**** Entries shown

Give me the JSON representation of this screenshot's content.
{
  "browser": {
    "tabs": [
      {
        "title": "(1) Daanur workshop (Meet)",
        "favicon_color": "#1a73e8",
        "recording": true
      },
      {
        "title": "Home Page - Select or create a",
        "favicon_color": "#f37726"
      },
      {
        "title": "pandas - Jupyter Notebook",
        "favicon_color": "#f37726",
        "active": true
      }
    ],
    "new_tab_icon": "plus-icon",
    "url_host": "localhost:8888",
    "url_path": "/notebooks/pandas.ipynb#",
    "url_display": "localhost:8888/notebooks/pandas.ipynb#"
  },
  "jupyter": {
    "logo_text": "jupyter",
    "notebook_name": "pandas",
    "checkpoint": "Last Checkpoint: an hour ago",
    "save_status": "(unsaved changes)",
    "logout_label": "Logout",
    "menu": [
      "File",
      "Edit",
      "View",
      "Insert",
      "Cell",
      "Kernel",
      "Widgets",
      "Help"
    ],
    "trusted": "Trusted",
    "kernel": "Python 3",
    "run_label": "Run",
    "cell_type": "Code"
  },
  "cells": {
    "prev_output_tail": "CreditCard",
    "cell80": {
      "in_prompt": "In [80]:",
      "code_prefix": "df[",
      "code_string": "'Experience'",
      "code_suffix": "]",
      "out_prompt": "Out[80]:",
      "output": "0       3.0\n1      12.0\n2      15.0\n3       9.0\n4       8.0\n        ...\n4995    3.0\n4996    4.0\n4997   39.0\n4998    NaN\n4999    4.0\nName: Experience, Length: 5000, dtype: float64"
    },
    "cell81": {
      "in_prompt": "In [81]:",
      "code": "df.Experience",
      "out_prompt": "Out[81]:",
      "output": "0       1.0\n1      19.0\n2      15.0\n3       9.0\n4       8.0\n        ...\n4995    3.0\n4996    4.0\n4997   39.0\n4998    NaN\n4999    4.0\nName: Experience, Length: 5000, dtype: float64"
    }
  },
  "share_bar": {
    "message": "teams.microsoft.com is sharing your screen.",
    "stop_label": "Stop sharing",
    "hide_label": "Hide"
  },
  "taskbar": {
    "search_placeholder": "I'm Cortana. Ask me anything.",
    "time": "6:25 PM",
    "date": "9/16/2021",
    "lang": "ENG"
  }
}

********

### Problem statement
Report the count of lines in the entries that contain the string "notebooks", and nothing besides it.

### Output of the exercise
2